- Prompt
Wherever the word "TradeStation" appears in a line, copy that line.

==== Records shown

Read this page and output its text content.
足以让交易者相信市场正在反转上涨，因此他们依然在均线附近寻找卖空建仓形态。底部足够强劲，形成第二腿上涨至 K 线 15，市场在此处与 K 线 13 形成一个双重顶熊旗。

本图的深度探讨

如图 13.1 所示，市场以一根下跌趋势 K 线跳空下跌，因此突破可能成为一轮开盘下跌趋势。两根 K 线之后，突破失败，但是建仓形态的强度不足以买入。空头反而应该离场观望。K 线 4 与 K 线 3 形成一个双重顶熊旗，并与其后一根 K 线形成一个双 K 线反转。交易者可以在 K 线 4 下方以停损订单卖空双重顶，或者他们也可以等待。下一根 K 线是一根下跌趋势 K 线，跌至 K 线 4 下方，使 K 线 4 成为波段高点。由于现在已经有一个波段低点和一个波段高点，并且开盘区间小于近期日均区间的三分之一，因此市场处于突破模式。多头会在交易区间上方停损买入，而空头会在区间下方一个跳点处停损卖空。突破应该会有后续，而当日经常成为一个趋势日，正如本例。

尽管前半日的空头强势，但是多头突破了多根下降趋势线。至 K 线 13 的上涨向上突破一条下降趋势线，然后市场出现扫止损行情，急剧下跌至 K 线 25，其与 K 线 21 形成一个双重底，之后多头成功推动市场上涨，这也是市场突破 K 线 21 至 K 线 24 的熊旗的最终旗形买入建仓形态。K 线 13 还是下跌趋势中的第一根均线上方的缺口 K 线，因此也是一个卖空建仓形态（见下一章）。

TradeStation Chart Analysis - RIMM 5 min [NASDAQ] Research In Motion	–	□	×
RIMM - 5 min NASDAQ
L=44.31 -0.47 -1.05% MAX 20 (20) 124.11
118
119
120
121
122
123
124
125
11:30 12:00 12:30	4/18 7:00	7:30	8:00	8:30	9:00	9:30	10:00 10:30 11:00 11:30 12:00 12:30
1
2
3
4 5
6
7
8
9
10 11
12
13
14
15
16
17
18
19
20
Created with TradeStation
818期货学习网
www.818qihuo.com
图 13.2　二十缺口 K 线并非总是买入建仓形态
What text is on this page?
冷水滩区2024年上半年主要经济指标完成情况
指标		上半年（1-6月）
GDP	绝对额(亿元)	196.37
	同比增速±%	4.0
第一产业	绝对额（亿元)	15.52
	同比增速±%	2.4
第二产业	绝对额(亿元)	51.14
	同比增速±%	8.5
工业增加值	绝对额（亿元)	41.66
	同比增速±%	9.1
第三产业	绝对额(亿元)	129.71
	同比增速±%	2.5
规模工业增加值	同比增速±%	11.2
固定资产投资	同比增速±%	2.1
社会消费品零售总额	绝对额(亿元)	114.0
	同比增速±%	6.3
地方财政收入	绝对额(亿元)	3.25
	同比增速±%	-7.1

========

- The output
TradeStation Chart Analysis - RIMM 5 min [NASDAQ] Research In Motion	–	□	×
Created with TradeStation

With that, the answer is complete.